[Dataset items]
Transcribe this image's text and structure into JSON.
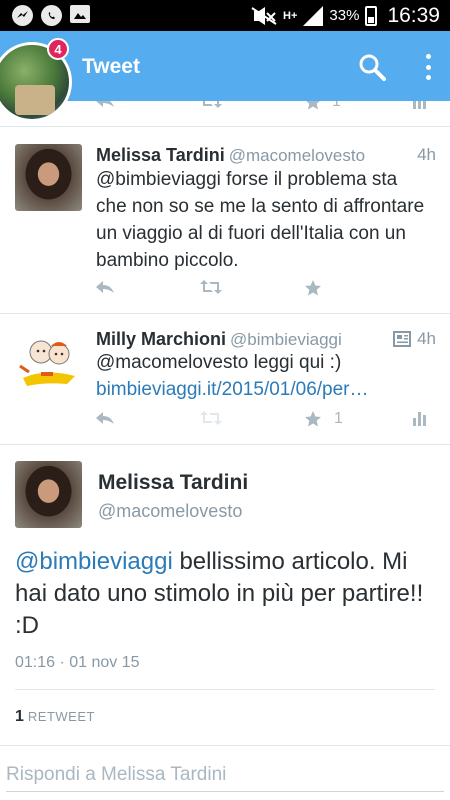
{
  "status_bar": {
    "network": "H+",
    "battery": "33%",
    "time": "16:39"
  },
  "header": {
    "title": "Tweet",
    "notification_count": "4"
  },
  "partial_actions": {
    "favorite_count": "1"
  },
  "tweets": [
    {
      "name": "Melissa Tardini",
      "handle": "@macomelovesto",
      "time": "4h",
      "text": "@bimbieviaggi forse il problema sta che non so se me la sento di affrontare un viaggio al di fuori dell'Italia con un bambino piccolo."
    },
    {
      "name": "Milly Marchioni",
      "handle": "@bimbieviaggi",
      "time": "4h",
      "text": "@macomelovesto leggi qui :)",
      "link": "bimbieviaggi.it/2015/01/06/per…",
      "favorite_count": "1"
    }
  ],
  "detail": {
    "name": "Melissa Tardini",
    "handle": "@macomelovesto",
    "mention": "@bimbieviaggi",
    "text": " bellissimo articolo. Mi hai dato uno stimolo in più per partire!! :D",
    "date": "01:16 · 01 nov 15",
    "retweet_count": "1",
    "retweet_label": "RETWEET"
  },
  "reply": {
    "placeholder": "Rispondi a Melissa Tardini"
  },
  "colors": {
    "header": "#55acee",
    "link": "#2b7bb9",
    "muted": "#8899a6",
    "icon": "#aab8c2",
    "badge": "#e0245e"
  },
  "icons": [
    "messenger-icon",
    "whatsapp-icon",
    "gallery-icon",
    "mute-icon",
    "signal-icon",
    "battery-icon",
    "search-icon",
    "more-vert-icon",
    "reply-icon",
    "retweet-icon",
    "favorite-icon",
    "stats-icon",
    "article-icon"
  ]
}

### [TASK]
Go through the entries and return each line where the word "Tardini" appears.

### [FULL ANSWER]
      "name": "Melissa Tardini",
    "name": "Melissa Tardini",
    "placeholder": "Rispondi a Melissa Tardini"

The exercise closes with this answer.